Stored items:
-=-=-

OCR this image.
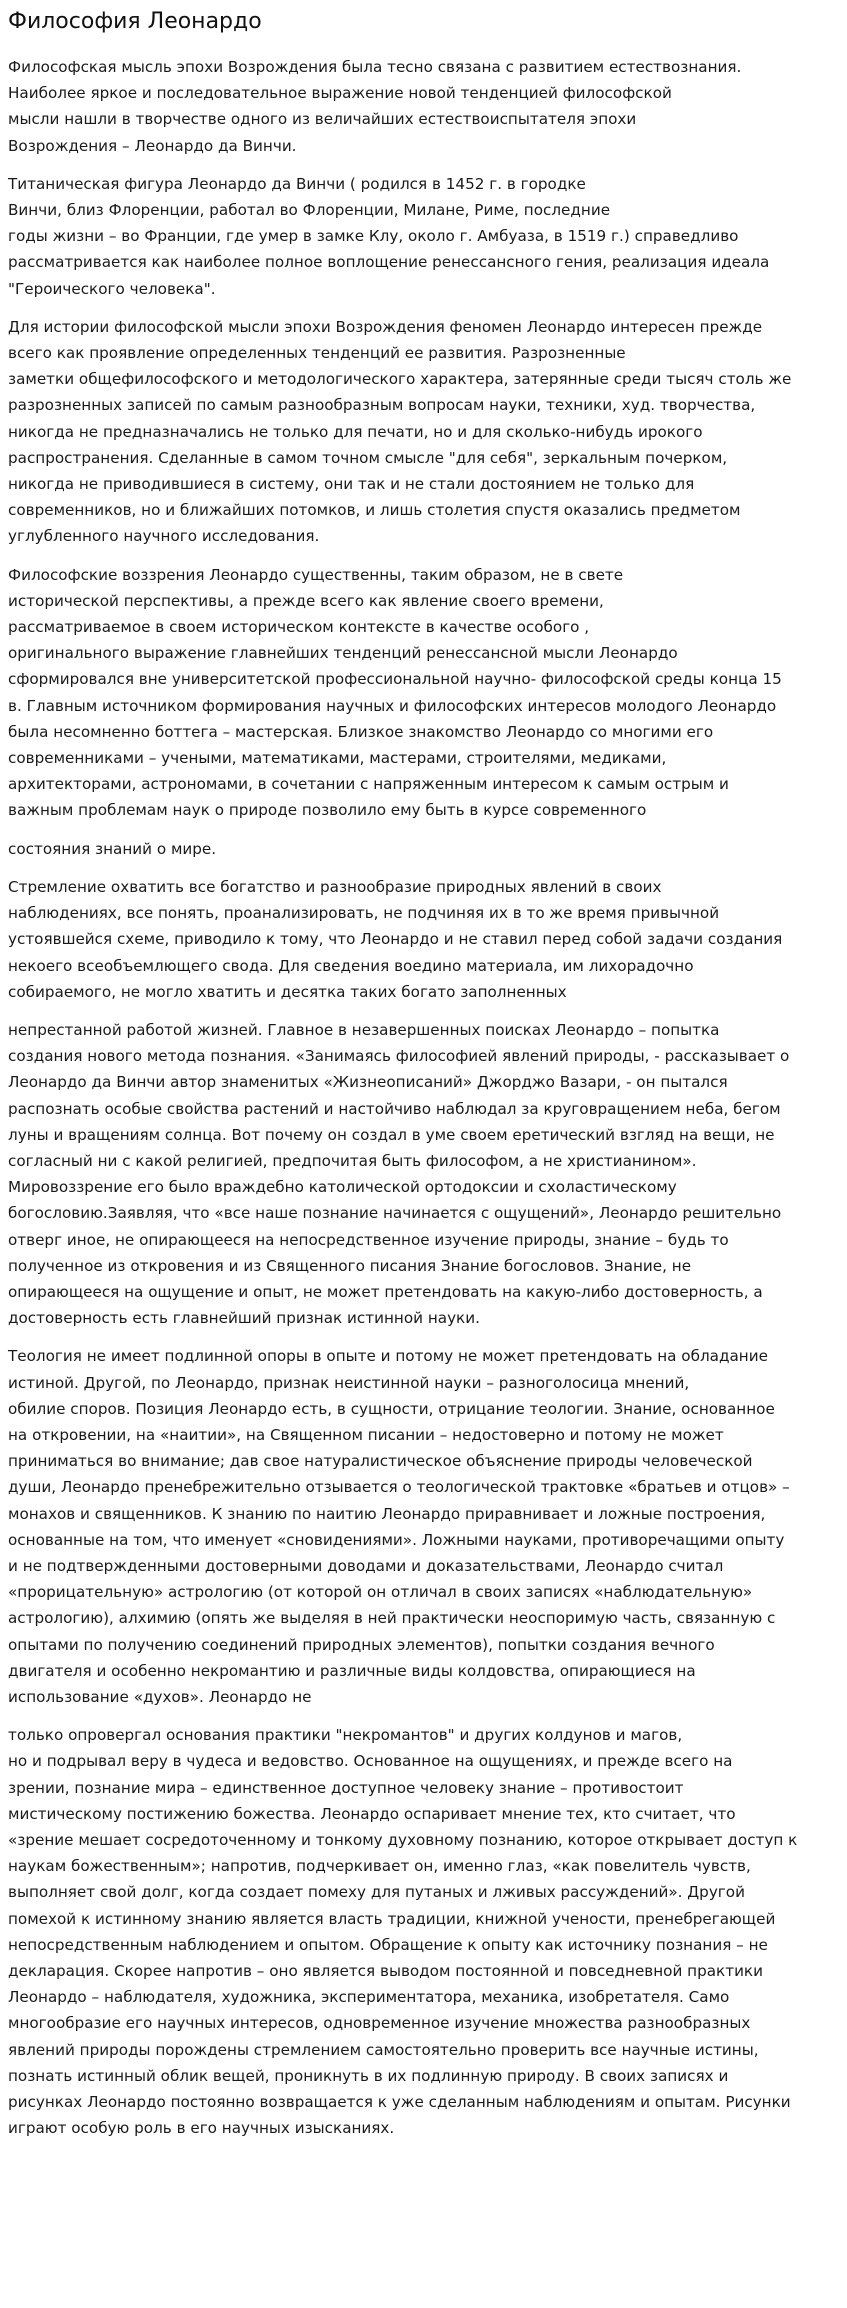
Философия Леонардо

Философская мысль эпохи Возрождения была тесно связана с развитием естествознания.
Наиболее яркое и последовательное выражение новой тенденцией философской
мысли нашли в творчестве одного из величайших естествоиспытателя эпохи
Возрождения – Леонардо да Винчи.

Титаническая фигура Леонардо да Винчи ( родился в 1452 г. в городке
Винчи, близ Флоренции, работал во Флоренции, Милане, Риме, последние
годы жизни – во Франции, где умер в замке Клу, около г. Амбуаза, в 1519 г.) справедливо
рассматривается как наиболее полное воплощение ренессансного гения, реализация идеала
"Героического человека".

Для истории философской мысли эпохи Возрождения феномен Леонардо интересен прежде
всего как проявление определенных тенденций ее развития. Разрозненные
заметки общефилософского и методологического характера, затерянные среди тысяч столь же
разрозненных записей по самым разнообразным вопросам науки, техники, худ. творчества,
никогда не предназначались не только для печати, но и для сколько-нибудь ирокого
распространения. Сделанные в самом точном смысле "для себя", зеркальным почерком,
никогда не приводившиеся в систему, они так и не стали достоянием не только для
современников, но и ближайших потомков, и лишь столетия спустя оказались предметом
углубленного научного исследования.

Философские воззрения Леонардо существенны, таким образом, не в свете
исторической перспективы, а прежде всего как явление своего времени,
рассматриваемое в своем историческом контексте в качестве особого ,
оригинального выражение главнейших тенденций ренессансной мысли Леонардо
сформировался вне университетской профессиональной научно- философской среды конца 15
в. Главным источником формирования научных и философских интересов молодого Леонардо
была несомненно боттега – мастерская. Близкое знакомство Леонардо со многими его
современниками – учеными, математиками, мастерами, строителями, медиками,
архитекторами, астрономами, в сочетании с напряженным интересом к самым острым и
важным проблемам наук о природе позволило ему быть в курсе современного

состояния знаний о мире.

Стремление охватить все богатство и разнообразие природных явлений в своих
наблюдениях, все понять, проанализировать, не подчиняя их в то же время привычной
устоявшейся схеме, приводило к тому, что Леонардо и не ставил перед собой задачи создания
некоего всеобъемлющего свода. Для сведения воедино материала, им лихорадочно
собираемого, не могло хватить и десятка таких богато заполненных

непрестанной работой жизней. Главное в незавершенных поисках Леонардо – попытка
создания нового метода познания. «Занимаясь философией явлений природы, - рассказывает о
Леонардо да Винчи автор знаменитых «Жизнеописаний» Джорджо Вазари, - он пытался
распознать особые свойства растений и настойчиво наблюдал за круговращением неба, бегом
луны и вращениям солнца. Вот почему он создал в уме своем еретический взгляд на вещи, не
согласный ни с какой религией, предпочитая быть философом, а не христианином».
Мировоззрение его было враждебно католической ортодоксии и схоластическому
богословию.Заявляя, что «все наше познание начинается с ощущений», Леонардо решительно
отверг иное, не опирающееся на непосредственное изучение природы, знание – будь то
полученное из откровения и из Священного писания Знание богословов. Знание, не
опирающееся на ощущение и опыт, не может претендовать на какую-либо достоверность, а
достоверность есть главнейший признак истинной науки.

Теология не имеет подлинной опоры в опыте и потому не может претендовать на обладание
истиной. Другой, по Леонардо, признак неистинной науки – разноголосица мнений,
обилие споров. Позиция Леонардо есть, в сущности, отрицание теологии. Знание, основанное
на откровении, на «наитии», на Священном писании – недостоверно и потому не может
приниматься во внимание; дав свое натуралистическое объяснение природы человеческой
души, Леонардо пренебрежительно отзывается о теологической трактовке «братьев и отцов» –
монахов и священников. К знанию по наитию Леонардо приравнивает и ложные построения,
основанные на том, что именует «сновидениями». Ложными науками, противоречащими опыту
и не подтвержденными достоверными доводами и доказательствами, Леонардо считал
«прорицательную» астрологию (от которой он отличал в своих записях «наблюдательную»
астрологию), алхимию (опять же выделяя в ней практически неоспоримую часть, связанную с
опытами по получению соединений природных элементов), попытки создания вечного
двигателя и особенно некромантию и различные виды колдовства, опирающиеся на
использование «духов». Леонардо не

только опровергал основания практики "некромантов" и других колдунов и магов,
но и подрывал веру в чудеса и ведовство. Основанное на ощущениях, и прежде всего на
зрении, познание мира – единственное доступное человеку знание – противостоит
мистическому постижению божества. Леонардо оспаривает мнение тех, кто считает, что
«зрение мешает сосредоточенному и тонкому духовному познанию, которое открывает доступ к
наукам божественным»; напротив, подчеркивает он, именно глаз, «как повелитель чувств,
выполняет свой долг, когда создает помеху для путаных и лживых рассуждений». Другой
помехой к истинному знанию является власть традиции, книжной учености, пренебрегающей
непосредственным наблюдением и опытом. Обращение к опыту как источнику познания – не
декларация. Скорее напротив – оно является выводом постоянной и повседневной практики
Леонардо – наблюдателя, художника, экспериментатора, механика, изобретателя. Само
многообразие его научных интересов, одновременное изучение множества разнообразных
явлений природы порождены стремлением самостоятельно проверить все научные истины,
познать истинный облик вещей, проникнуть в их подлинную природу. В своих записях и
рисунках Леонардо постоянно возвращается к уже сделанным наблюдениям и опытам. Рисунки
играют особую роль в его научных изысканиях.
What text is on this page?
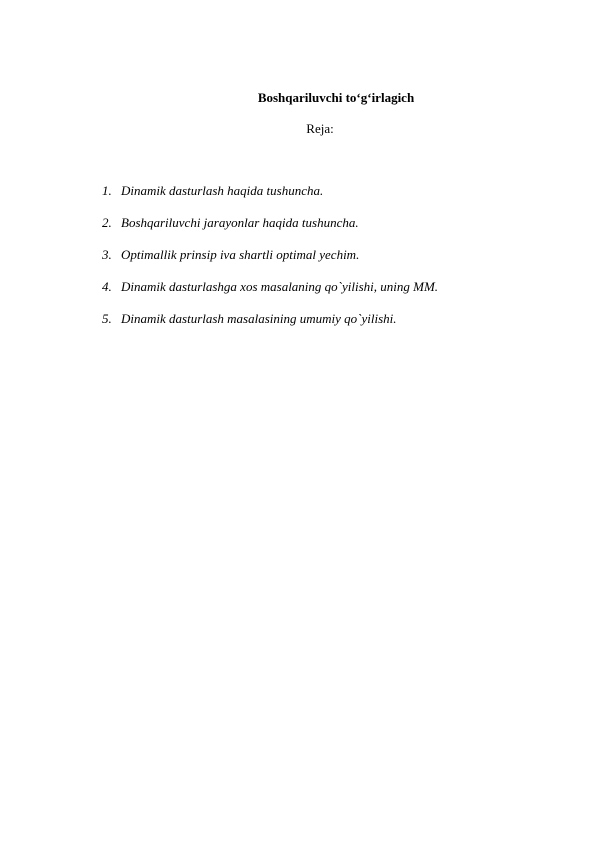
Boshqariluvchi to‘g‘irlagich
Reja:
1. Dinamik dasturlash haqida tushuncha.
2. Boshqariluvchi jarayonlar haqida tushuncha.
3. Optimallik prinsip iva shartli optimal yechim.
4. Dinamik dasturlashga xos masalaning qo`yilishi, uning MM.
5. Dinamik dasturlash masalasining umumiy qo`yilishi.
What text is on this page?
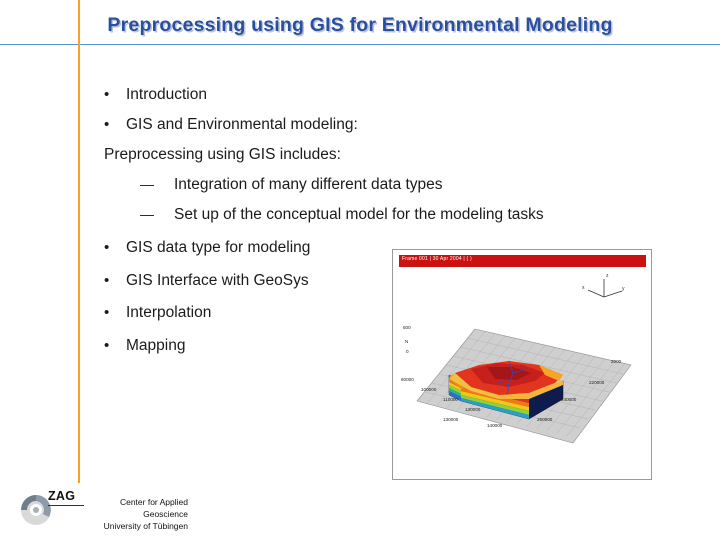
Preprocessing using GIS for Environmental Modeling
•	Introduction
•	GIS and Environmental modeling:
Preprocessing using GIS includes:
—	Integration of many different data types
—	Set up of the conceptual model for the modeling tasks
•	GIS data type for modeling
•	GIS Interface with GeoSys
•	Interpolation
•	Mapping
Frame 001 | 30 Apr 2004 | ( )
z
x	y
500
N
0
60000
100000
110000
130000
130000
140000
2000
220000
240000
260000
ZAG	Center for Applied
Geoscience
University of Tübingen
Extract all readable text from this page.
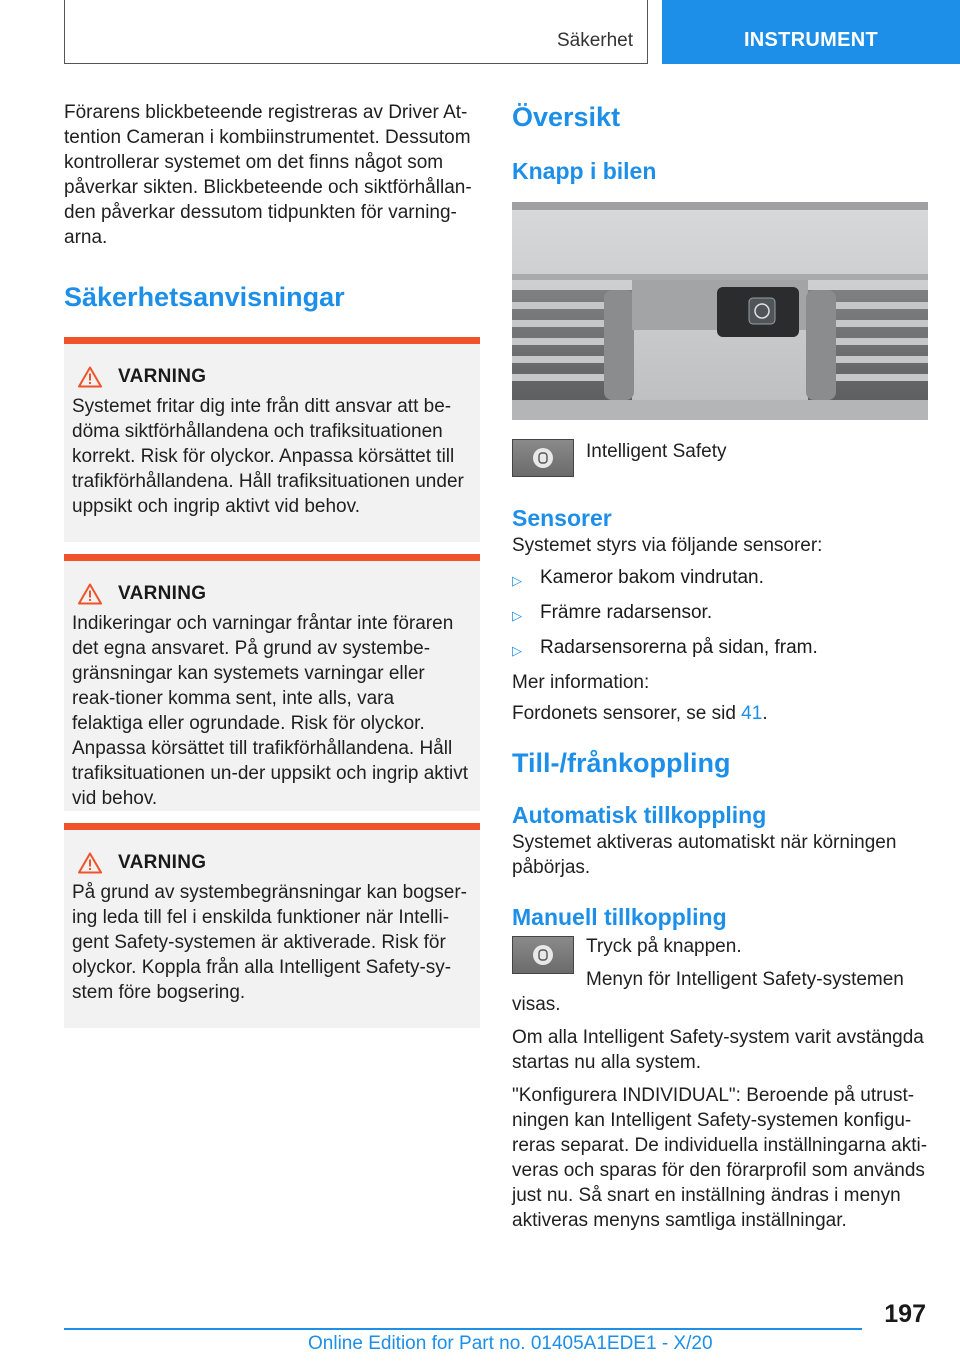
Säkerhet	INSTRUMENT

Förarens blickbeteende registreras av Driver At-tention Cameran i kombiinstrumentet. Dessutom kontrollerar systemet om det finns något som påverkar sikten. Blickbeteende och siktförhållan-den påverkar dessutom tidpunkten för varning-arna.

Säkerhetsanvisningar
VARNING

Systemet fritar dig inte från ditt ansvar att be-döma siktförhållandena och trafiksituationen korrekt. Risk för olyckor. Anpassa körsättet till trafikförhållandena. Håll trafiksituationen under uppsikt och ingrip aktivt vid behov.

VARNING

Indikeringar och varningar fråntar inte föraren det egna ansvaret. På grund av systembe-gränsningar kan systemets varningar eller reak-tioner komma sent, inte alls, vara felaktiga eller ogrundade. Risk för olyckor. Anpassa körsättet till trafikförhållandena. Håll trafiksituationen un-der uppsikt och ingrip aktivt vid behov.

VARNING

På grund av systembegränsningar kan bogser-ing leda till fel i enskilda funktioner när Intelli-gent Safety-systemen är aktiverade. Risk för olyckor. Koppla från alla Intelligent Safety-sy-stem före bogsering.

Översikt
Knapp i bilen

Intelligent Safety

Sensorer

Systemet styrs via följande sensorer:

▷ Kameror bakom vindrutan.
▷ Främre radarsensor.
▷ Radarsensorerna på sidan, fram.

Mer information:

Fordonets sensorer, se sid 41.

Till-/frånkoppling
Automatisk tillkoppling

Systemet aktiveras automatiskt när körningen påbörjas.

Manuell tillkoppling

Tryck på knappen.

Menyn för Intelligent Safety-systemen visas.

Om alla Intelligent Safety-system varit avstängda startas nu alla system.

"Konfigurera INDIVIDUAL": Beroende på utrust-ningen kan Intelligent Safety-systemen konfigu-reras separat. De individuella inställningarna akti-veras och sparas för den förarprofil som används just nu. Så snart en inställning ändras i menyn aktiveras menyns samtliga inställningar.

197
Online Edition for Part no. 01405A1EDE1 - X/20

-=-=-

WHAT IS REQUIRED →
Display every line of the listing that contains the string "выражение".

TASK OUTPUT →
Наиболее яркое и последовательное выражение новой тенденцией философской
оригинального выражение главнейших тенденций ренессансной мысли Леонардо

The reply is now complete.